Print out each record below, unaltered and complete, without its images.

===== STORED DATA

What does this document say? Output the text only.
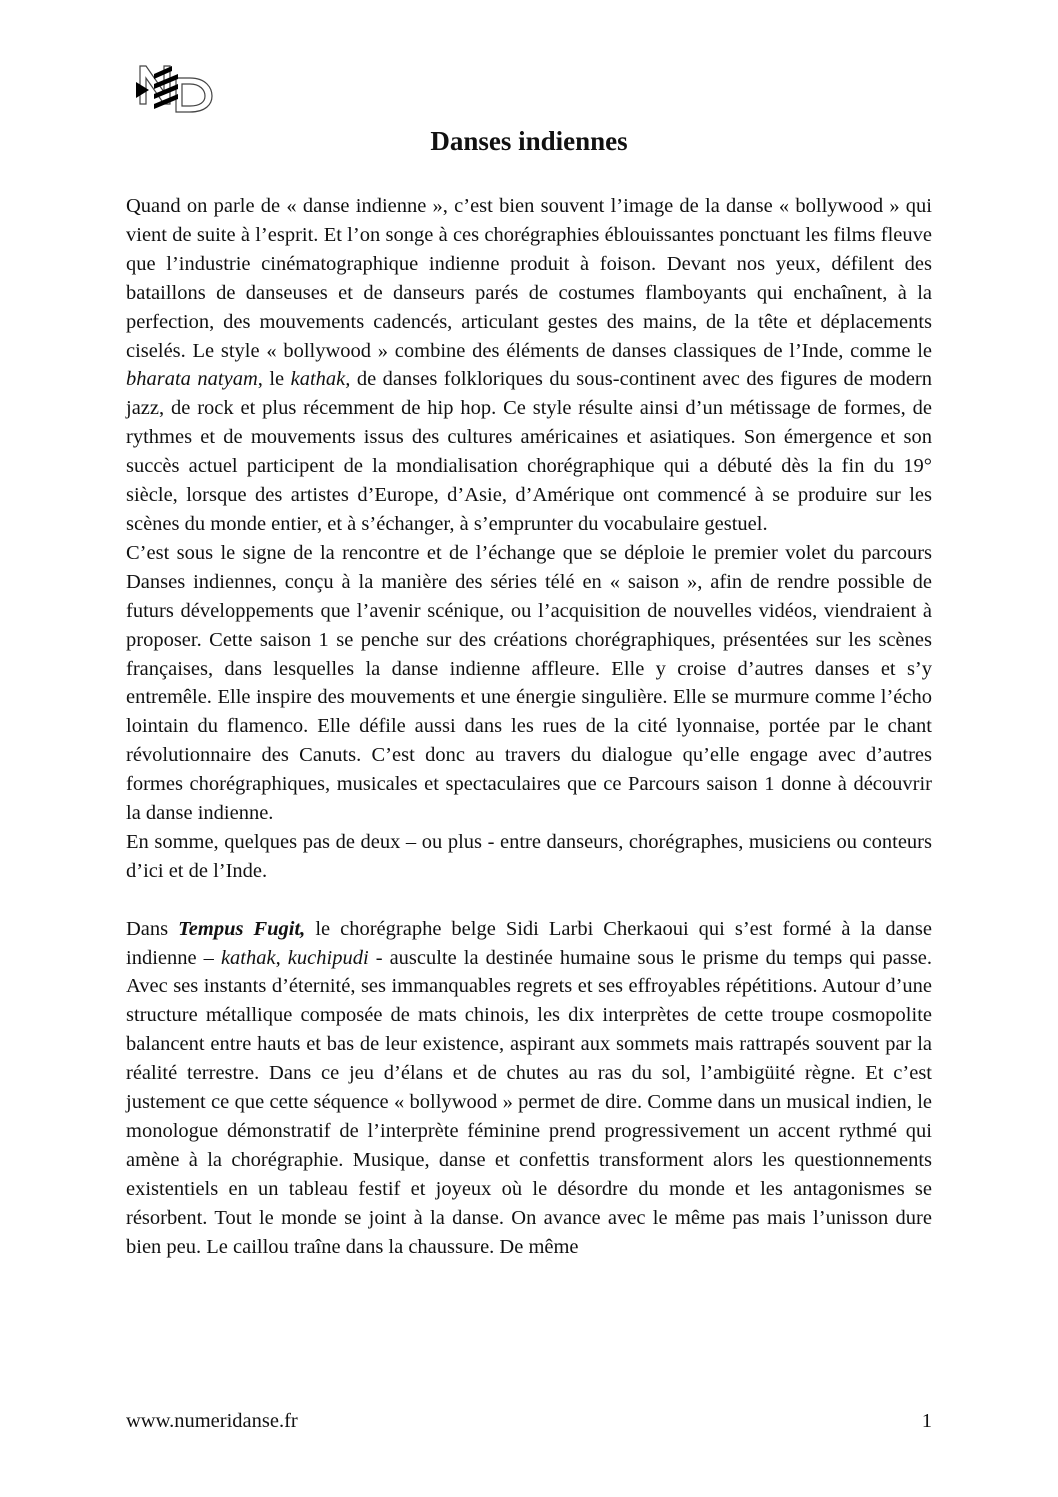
Danses indiennes

Quand on parle de « danse indienne », c’est bien souvent l’image de la danse « bollywood » qui vient de suite à l’esprit. Et l’on songe à ces chorégraphies éblouissantes ponctuant les films fleuve que l’industrie cinématographique indienne produit à foison. Devant nos yeux, défilent des bataillons de danseuses et de danseurs parés de costumes flamboyants qui enchaînent, à la perfection, des mouvements cadencés, articulant gestes des mains, de la tête et déplacements ciselés. Le style « bollywood » combine des éléments de danses classiques de l’Inde, comme le bharata natyam, le kathak, de danses folkloriques du sous-continent avec des figures de modern jazz, de rock et plus récemment de hip hop. Ce style résulte ainsi d’un métissage de formes, de rythmes et de mouvements issus des cultures américaines et asiatiques. Son émergence et son succès actuel participent de la mondialisation chorégraphique qui a débuté dès la fin du 19° siècle, lorsque des artistes d’Europe, d’Asie, d’Amérique ont commencé à se produire sur les scènes du monde entier, et à s’échanger, à s’emprunter du vocabulaire gestuel.

C’est sous le signe de la rencontre et de l’échange que se déploie le premier volet du parcours Danses indiennes, conçu à la manière des séries télé en « saison », afin de rendre possible de futurs développements que l’avenir scénique, ou l’acquisition de nouvelles vidéos, viendraient à proposer. Cette saison 1 se penche sur des créations chorégraphiques, présentées sur les scènes françaises, dans lesquelles la danse indienne affleure. Elle y croise d’autres danses et s’y entremêle. Elle inspire des mouvements et une énergie singulière. Elle se murmure comme l’écho lointain du flamenco. Elle défile aussi dans les rues de la cité lyonnaise, portée par le chant révolutionnaire des Canuts. C’est donc au travers du dialogue qu’elle engage avec d’autres formes chorégraphiques, musicales et spectaculaires que ce Parcours saison 1 donne à découvrir la danse indienne.

En somme, quelques pas de deux – ou plus - entre danseurs, chorégraphes, musiciens ou conteurs d’ici et de l’Inde.

Dans Tempus Fugit, le chorégraphe belge Sidi Larbi Cherkaoui qui s’est formé à la danse indienne – kathak, kuchipudi - ausculte la destinée humaine sous le prisme du temps qui passe. Avec ses instants d’éternité, ses immanquables regrets et ses effroyables répétitions. Autour d’une structure métallique composée de mats chinois, les dix interprètes de cette troupe cosmopolite balancent entre hauts et bas de leur existence, aspirant aux sommets mais rattrapés souvent par la réalité terrestre. Dans ce jeu d’élans et de chutes au ras du sol, l’ambigüité règne. Et c’est justement ce que cette séquence « bollywood » permet de dire. Comme dans un musical indien, le monologue démonstratif de l’interprète féminine prend progressivement un accent rythmé qui amène à la chorégraphie. Musique, danse et confettis transforment alors les questionnements existentiels en un tableau festif et joyeux où le désordre du monde et les antagonismes se résorbent. Tout le monde se joint à la danse. On avance avec le même pas mais l’unisson dure bien peu. Le caillou traîne dans la chaussure. De même

www.numeridanse.fr	1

==========

FULL RESPONSE.
What does this document say? Output the text only.
Danses indiennes

Quand on parle de « danse indienne », c’est bien souvent l’image de la danse « bollywood » qui vient de suite à l’esprit. Et l’on songe à ces chorégraphies éblouissantes ponctuant les films fleuve que l’industrie cinématographique indienne produit à foison. Devant nos yeux, défilent des bataillons de danseuses et de danseurs parés de costumes flamboyants qui enchaînent, à la perfection, des mouvements cadencés, articulant gestes des mains, de la tête et déplacements ciselés. Le style « bollywood » combine des éléments de danses classiques de l’Inde, comme le bharata natyam, le kathak, de danses folkloriques du sous-continent avec des figures de modern jazz, de rock et plus récemment de hip hop. Ce style résulte ainsi d’un métissage de formes, de rythmes et de mouvements issus des cultures américaines et asiatiques. Son émergence et son succès actuel participent de la mondialisation chorégraphique qui a débuté dès la fin du 19° siècle, lorsque des artistes d’Europe, d’Asie, d’Amérique ont commencé à se produire sur les scènes du monde entier, et à s’échanger, à s’emprunter du vocabulaire gestuel.

C’est sous le signe de la rencontre et de l’échange que se déploie le premier volet du parcours Danses indiennes, conçu à la manière des séries télé en « saison », afin de rendre possible de futurs développements que l’avenir scénique, ou l’acquisition de nouvelles vidéos, viendraient à proposer. Cette saison 1 se penche sur des créations chorégraphiques, présentées sur les scènes françaises, dans lesquelles la danse indienne affleure. Elle y croise d’autres danses et s’y entremêle. Elle inspire des mouvements et une énergie singulière. Elle se murmure comme l’écho lointain du flamenco. Elle défile aussi dans les rues de la cité lyonnaise, portée par le chant révolutionnaire des Canuts. C’est donc au travers du dialogue qu’elle engage avec d’autres formes chorégraphiques, musicales et spectaculaires que ce Parcours saison 1 donne à découvrir la danse indienne.

En somme, quelques pas de deux – ou plus - entre danseurs, chorégraphes, musiciens ou conteurs d’ici et de l’Inde.

Dans Tempus Fugit, le chorégraphe belge Sidi Larbi Cherkaoui qui s’est formé à la danse indienne – kathak, kuchipudi - ausculte la destinée humaine sous le prisme du temps qui passe. Avec ses instants d’éternité, ses immanquables regrets et ses effroyables répétitions. Autour d’une structure métallique composée de mats chinois, les dix interprètes de cette troupe cosmopolite balancent entre hauts et bas de leur existence, aspirant aux sommets mais rattrapés souvent par la réalité terrestre. Dans ce jeu d’élans et de chutes au ras du sol, l’ambigüité règne. Et c’est justement ce que cette séquence « bollywood » permet de dire. Comme dans un musical indien, le monologue démonstratif de l’interprète féminine prend progressivement un accent rythmé qui amène à la chorégraphie. Musique, danse et confettis transforment alors les questionnements existentiels en un tableau festif et joyeux où le désordre du monde et les antagonismes se résorbent. Tout le monde se joint à la danse. On avance avec le même pas mais l’unisson dure bien peu. Le caillou traîne dans la chaussure. De même

www.numeridanse.fr	1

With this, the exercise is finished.